Find the lines of data that contain the string "this", then list them.

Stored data
· · · · · · ·

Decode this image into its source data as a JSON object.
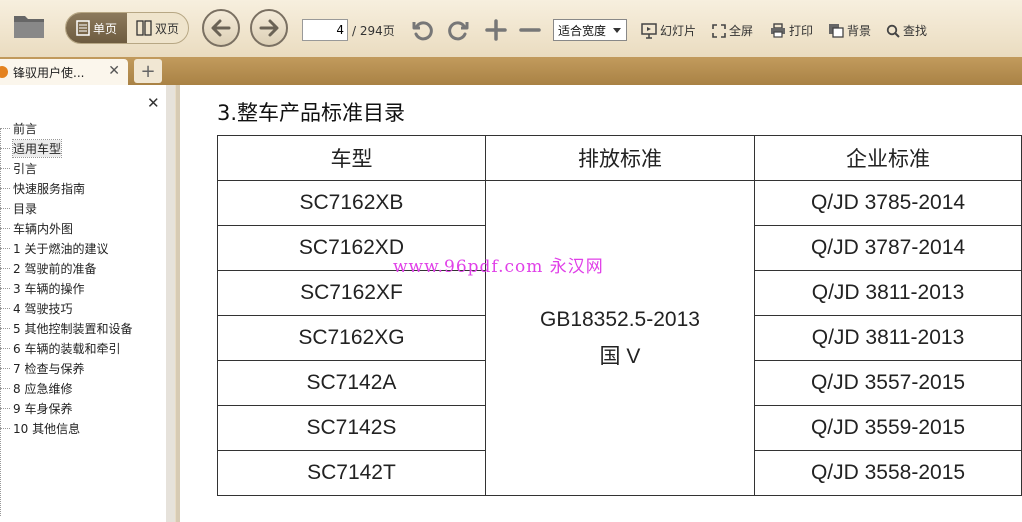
{
  "toolbar": {
    "single_page": "单页",
    "double_page": "双页",
    "current_page": "4",
    "total_pages": "/ 294页",
    "zoom_value": "适合宽度",
    "slideshow": "幻灯片",
    "fullscreen": "全屏",
    "print": "打印",
    "background": "背景",
    "find": "查找"
  },
  "tabs": [
    {
      "label": "锋驭用户使..."
    }
  ],
  "sidebar": {
    "items": [
      {
        "label": "前言"
      },
      {
        "label": "适用车型"
      },
      {
        "label": "引言"
      },
      {
        "label": "快速服务指南"
      },
      {
        "label": "目录"
      },
      {
        "label": "车辆内外图"
      },
      {
        "label": "1 关于燃油的建议"
      },
      {
        "label": "2 驾驶前的准备"
      },
      {
        "label": "3 车辆的操作"
      },
      {
        "label": "4 驾驶技巧"
      },
      {
        "label": "5 其他控制装置和设备"
      },
      {
        "label": "6 车辆的装载和牵引"
      },
      {
        "label": "7 检查与保养"
      },
      {
        "label": "8 应急维修"
      },
      {
        "label": "9 车身保养"
      },
      {
        "label": "10 其他信息"
      }
    ]
  },
  "document": {
    "title": "3.整车产品标准目录",
    "headers": [
      "车型",
      "排放标准",
      "企业标准"
    ],
    "emission_line1": "GB18352.5-2013",
    "emission_line2": "国 V",
    "rows": [
      {
        "model": "SC7162XB",
        "standard": "Q/JD 3785-2014"
      },
      {
        "model": "SC7162XD",
        "standard": "Q/JD 3787-2014"
      },
      {
        "model": "SC7162XF",
        "standard": "Q/JD 3811-2013"
      },
      {
        "model": "SC7162XG",
        "standard": "Q/JD 3811-2013"
      },
      {
        "model": "SC7142A",
        "standard": "Q/JD 3557-2015"
      },
      {
        "model": "SC7142S",
        "standard": "Q/JD 3559-2015"
      },
      {
        "model": "SC7142T",
        "standard": "Q/JD 3558-2015"
      }
    ],
    "watermark": "www.96pdf.com 永汉网"
  }
}
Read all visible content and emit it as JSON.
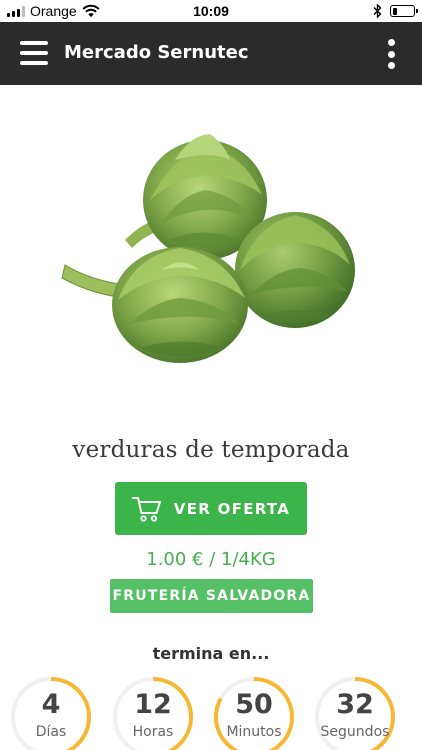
{
  "status_bar": {
    "carrier": "Orange",
    "time": "10:09",
    "signal_bars_filled": 3,
    "signal_bars_total": 4,
    "battery_level": 0.25
  },
  "app_bar": {
    "title": "Mercado Sernutec",
    "background_color": "#2b2b2b",
    "icons": [
      "menu-icon",
      "more-vertical-icon"
    ]
  },
  "product": {
    "image": "artichokes-photo",
    "title": "verduras de temporada",
    "offer_button_label": "VER OFERTA",
    "offer_button_icon": "cart-icon",
    "price": "1.00 € / 1/4KG",
    "shop_label": "FRUTERÍA SALVADORA",
    "accent_color": "#3bb54a"
  },
  "countdown": {
    "label": "termina en...",
    "ring_color": "#f7b733",
    "units": [
      {
        "value": "4",
        "unit": "Días",
        "progress": 0.57
      },
      {
        "value": "12",
        "unit": "Horas",
        "progress": 0.5
      },
      {
        "value": "50",
        "unit": "Minutos",
        "progress": 0.83
      },
      {
        "value": "32",
        "unit": "Segundos",
        "progress": 0.53
      }
    ]
  }
}
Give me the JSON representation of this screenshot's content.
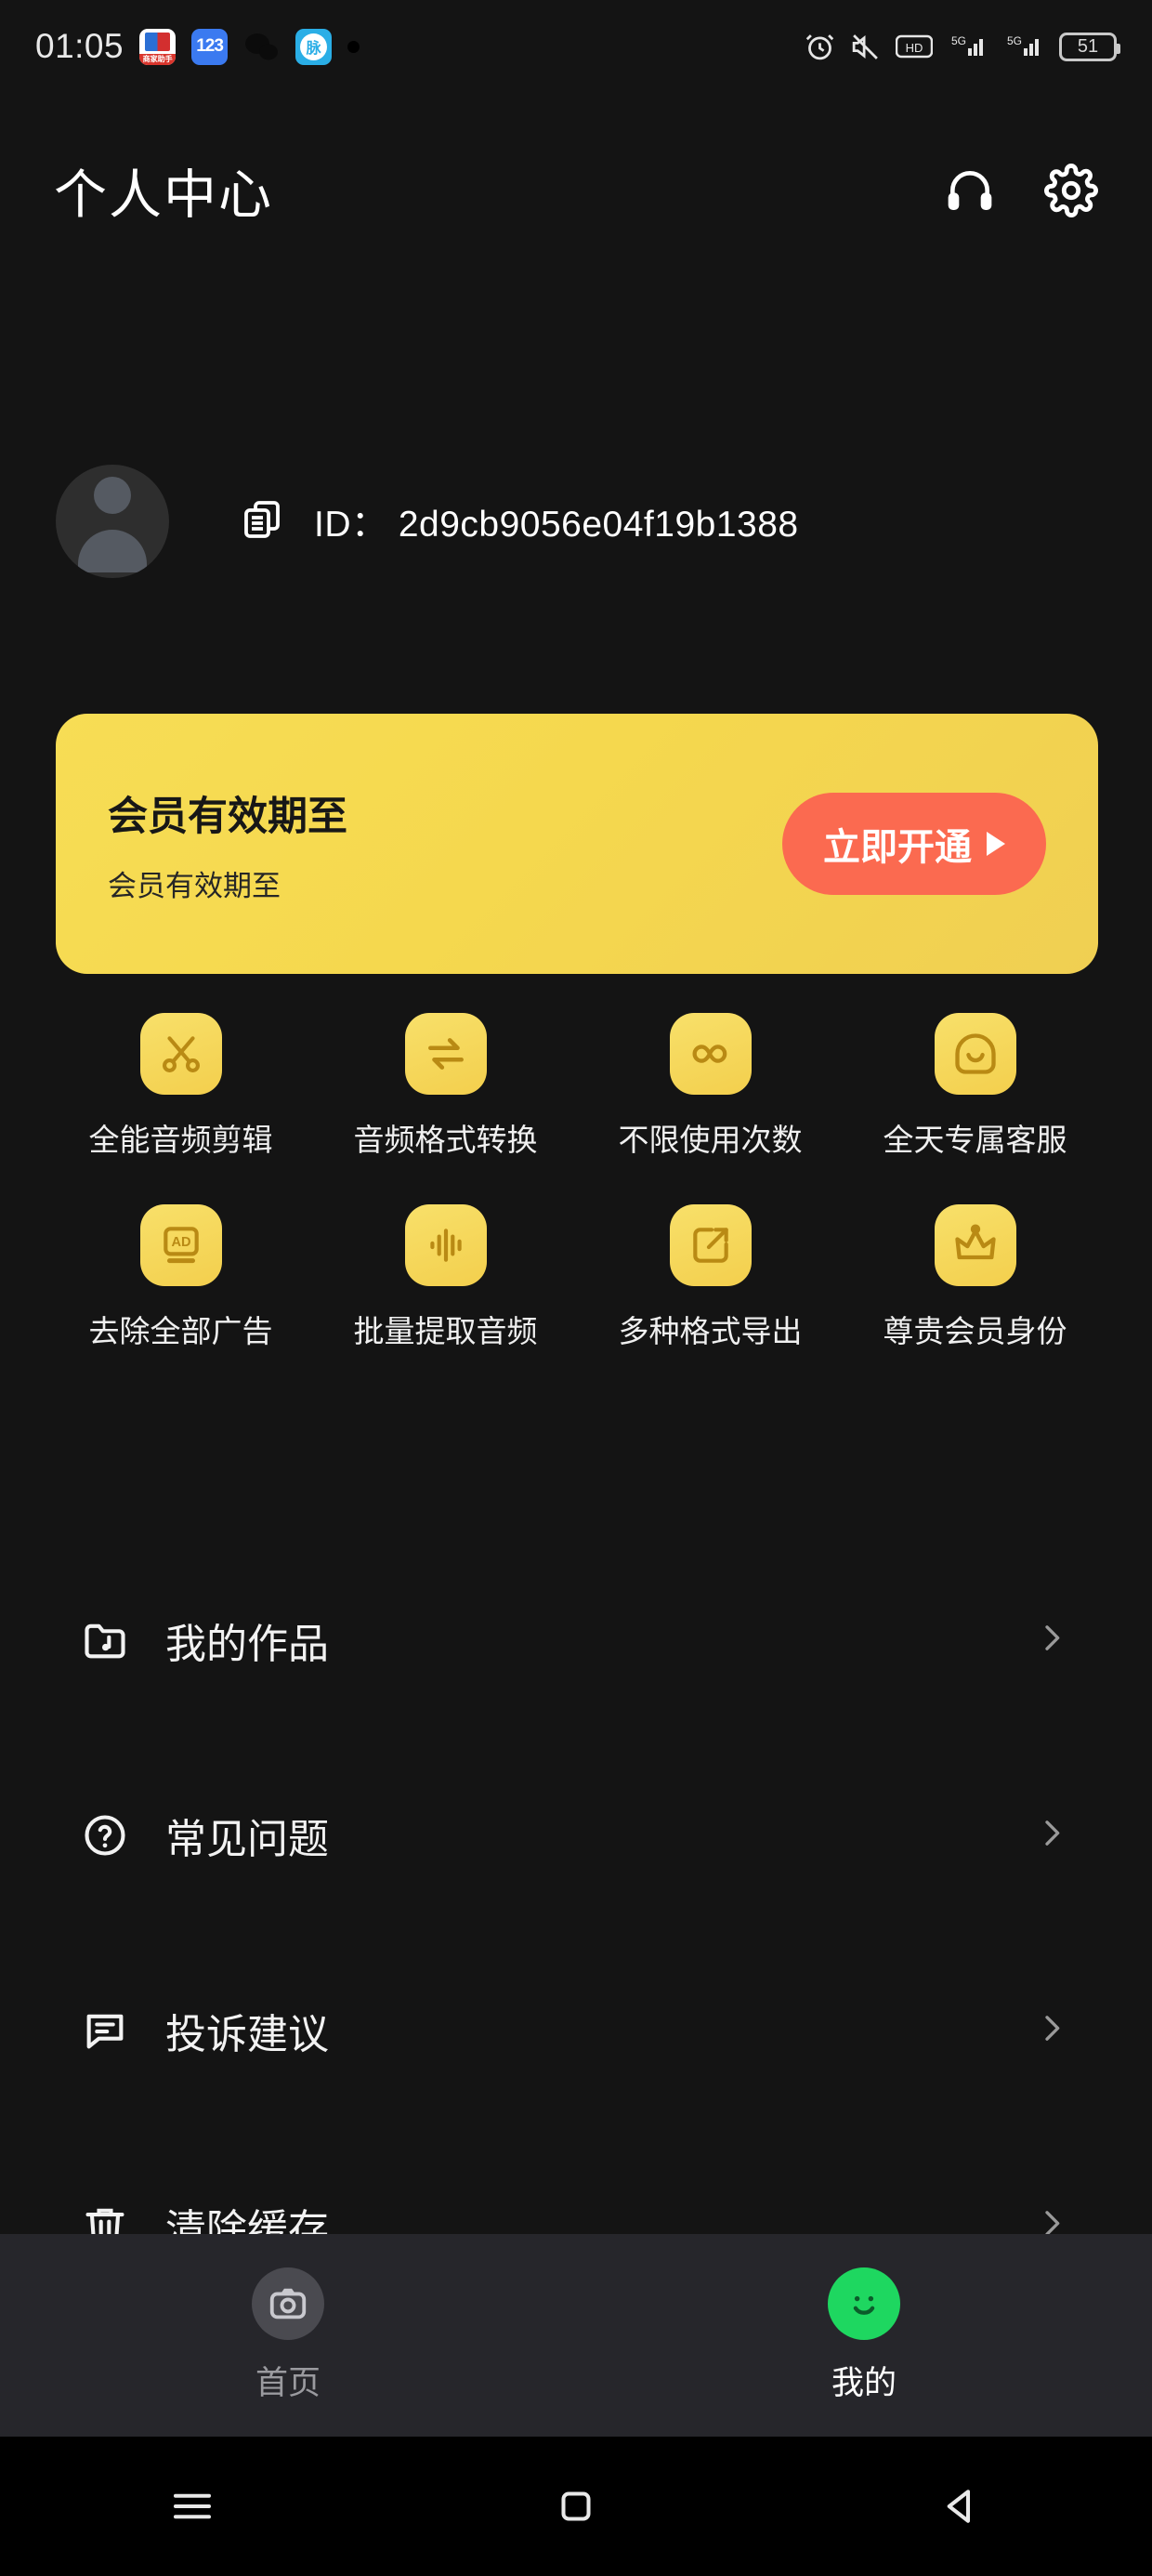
{
  "statusbar": {
    "time": "01:05",
    "app_icons": [
      {
        "name": "merchant-assistant-icon",
        "label": "商家助手"
      },
      {
        "name": "cloud123-icon",
        "label": "123"
      },
      {
        "name": "wechat-icon",
        "label": ""
      },
      {
        "name": "maimai-icon",
        "label": "脉"
      },
      {
        "name": "notification-dot-icon",
        "label": ""
      }
    ],
    "right_icons": [
      {
        "name": "alarm-icon"
      },
      {
        "name": "mute-icon"
      },
      {
        "name": "hd-icon"
      },
      {
        "name": "signal-5g-icon"
      },
      {
        "name": "signal-5g-secondary-icon"
      }
    ],
    "battery_level": "51"
  },
  "header": {
    "title": "个人中心",
    "support_icon": "headset-icon",
    "settings_icon": "gear-icon"
  },
  "profile": {
    "avatar_icon": "avatar-placeholder-icon",
    "copy_icon": "copy-icon",
    "id_text": "ID： 2d9cb9056e04f19b1388"
  },
  "vip_banner": {
    "title": "会员有效期至",
    "subtitle": "会员有效期至",
    "button_label": "立即开通",
    "button_color": "#fb6a50",
    "background_color": "#f5d84e"
  },
  "features": [
    {
      "icon": "scissors-icon",
      "label": "全能音频剪辑"
    },
    {
      "icon": "swap-arrows-icon",
      "label": "音频格式转换"
    },
    {
      "icon": "infinity-icon",
      "label": "不限使用次数"
    },
    {
      "icon": "headset-chat-icon",
      "label": "全天专属客服"
    },
    {
      "icon": "ad-block-icon",
      "label": "去除全部广告"
    },
    {
      "icon": "waveform-icon",
      "label": "批量提取音频"
    },
    {
      "icon": "export-share-icon",
      "label": "多种格式导出"
    },
    {
      "icon": "crown-icon",
      "label": "尊贵会员身份"
    }
  ],
  "menu": [
    {
      "icon": "folder-music-icon",
      "label": "我的作品",
      "chevron": "chevron-right-icon"
    },
    {
      "icon": "question-circle-icon",
      "label": "常见问题",
      "chevron": "chevron-right-icon"
    },
    {
      "icon": "feedback-message-icon",
      "label": "投诉建议",
      "chevron": "chevron-right-icon"
    },
    {
      "icon": "trash-icon",
      "label": "清除缓存",
      "chevron": "chevron-right-icon"
    }
  ],
  "tabbar": [
    {
      "icon": "home-camera-icon",
      "label": "首页",
      "active": false
    },
    {
      "icon": "smiley-face-icon",
      "label": "我的",
      "active": true
    }
  ],
  "navbar": [
    {
      "icon": "recents-menu-icon"
    },
    {
      "icon": "home-square-icon"
    },
    {
      "icon": "back-triangle-icon"
    }
  ]
}
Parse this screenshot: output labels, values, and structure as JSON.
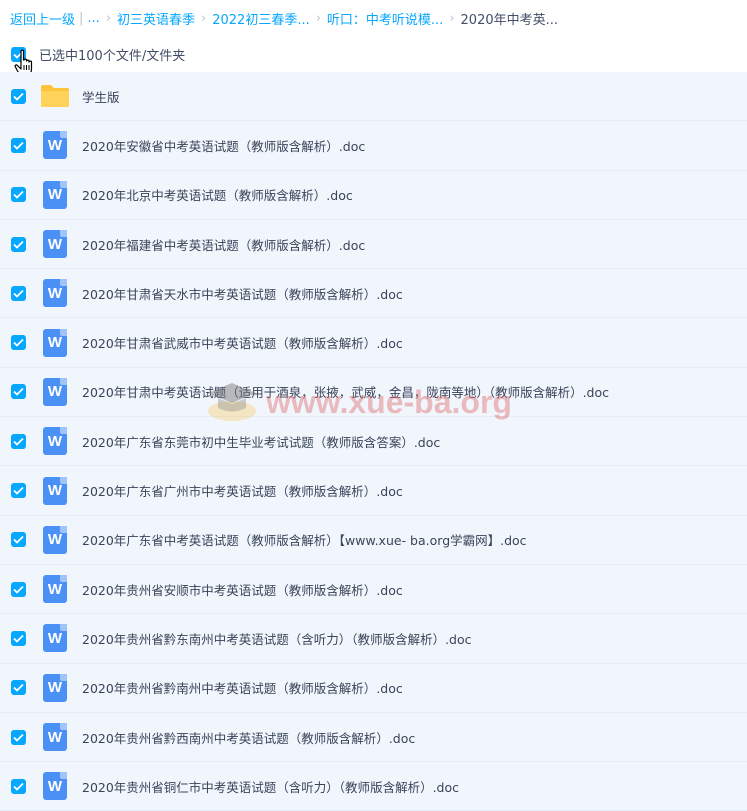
{
  "breadcrumb": {
    "back": "返回上一级",
    "ellipsis": "...",
    "items": [
      "初三英语春季",
      "2022初三春季...",
      "听口：中考听说模...",
      "2020年中考英..."
    ]
  },
  "selection": {
    "label": "已选中100个文件/文件夹"
  },
  "files": [
    {
      "name": "学生版",
      "type": "folder-icon"
    },
    {
      "name": "2020年安徽省中考英语试题（教师版含解析）.doc",
      "type": "word-icon"
    },
    {
      "name": "2020年北京中考英语试题（教师版含解析）.doc",
      "type": "word-icon"
    },
    {
      "name": "2020年福建省中考英语试题（教师版含解析）.doc",
      "type": "word-icon"
    },
    {
      "name": "2020年甘肃省天水市中考英语试题（教师版含解析）.doc",
      "type": "word-icon"
    },
    {
      "name": "2020年甘肃省武威市中考英语试题（教师版含解析）.doc",
      "type": "word-icon"
    },
    {
      "name": "2020年甘肃中考英语试题（适用于酒泉，张掖，武威，金昌，陇南等地）（教师版含解析）.doc",
      "type": "word-icon"
    },
    {
      "name": "2020年广东省东莞市初中生毕业考试试题（教师版含答案）.doc",
      "type": "word-icon"
    },
    {
      "name": "2020年广东省广州市中考英语试题（教师版含解析）.doc",
      "type": "word-icon"
    },
    {
      "name": "2020年广东省中考英语试题（教师版含解析）【www.xue- ba.org学霸网】.doc",
      "type": "word-icon"
    },
    {
      "name": "2020年贵州省安顺市中考英语试题（教师版含解析）.doc",
      "type": "word-icon"
    },
    {
      "name": "2020年贵州省黔东南州中考英语试题（含听力）（教师版含解析）.doc",
      "type": "word-icon"
    },
    {
      "name": "2020年贵州省黔南州中考英语试题（教师版含解析）.doc",
      "type": "word-icon"
    },
    {
      "name": "2020年贵州省黔西南州中考英语试题（教师版含解析）.doc",
      "type": "word-icon"
    },
    {
      "name": "2020年贵州省铜仁市中考英语试题（含听力）（教师版含解析）.doc",
      "type": "word-icon"
    }
  ],
  "watermark": "www.xue-ba.org",
  "colors": {
    "accent": "#06a7ff",
    "list_bg": "#f1f6fd",
    "word": "#4a90f5",
    "folder": "#fdc33c"
  }
}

· · · · · · ·

» FINISHED TASK:
Decode this image into its source data as a JSON object.
Give me the JSON representation of this screenshot's content.
Parse this screenshot: output labels, values, and structure as JSON.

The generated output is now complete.